**Your goal**
Copy all data exactly. Skip pictures.

**Dataset entries**
---

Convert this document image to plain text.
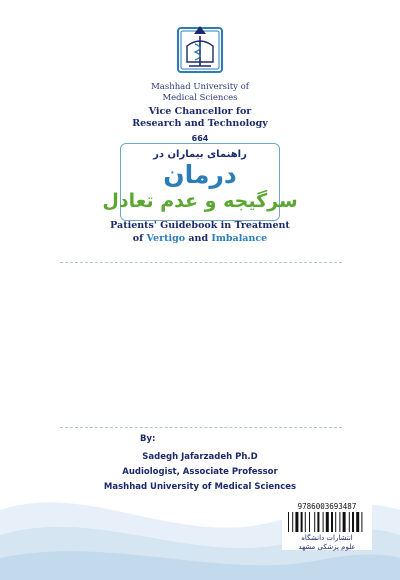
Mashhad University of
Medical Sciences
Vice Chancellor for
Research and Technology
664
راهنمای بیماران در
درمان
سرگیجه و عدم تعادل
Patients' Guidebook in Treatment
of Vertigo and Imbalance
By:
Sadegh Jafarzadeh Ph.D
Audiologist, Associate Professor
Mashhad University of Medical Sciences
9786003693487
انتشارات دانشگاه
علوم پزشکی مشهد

---

**Answer space**
Convert this document image to plain text.
Mashhad University of
Medical Sciences
Vice Chancellor for
Research and Technology
664
راهنمای بیماران در
درمان
سرگیجه و عدم تعادل
Patients' Guidebook in Treatment
of Vertigo and Imbalance
By:
Sadegh Jafarzadeh Ph.D
Audiologist, Associate Professor
Mashhad University of Medical Sciences
9786003693487
انتشارات دانشگاه
علوم پزشکی مشهد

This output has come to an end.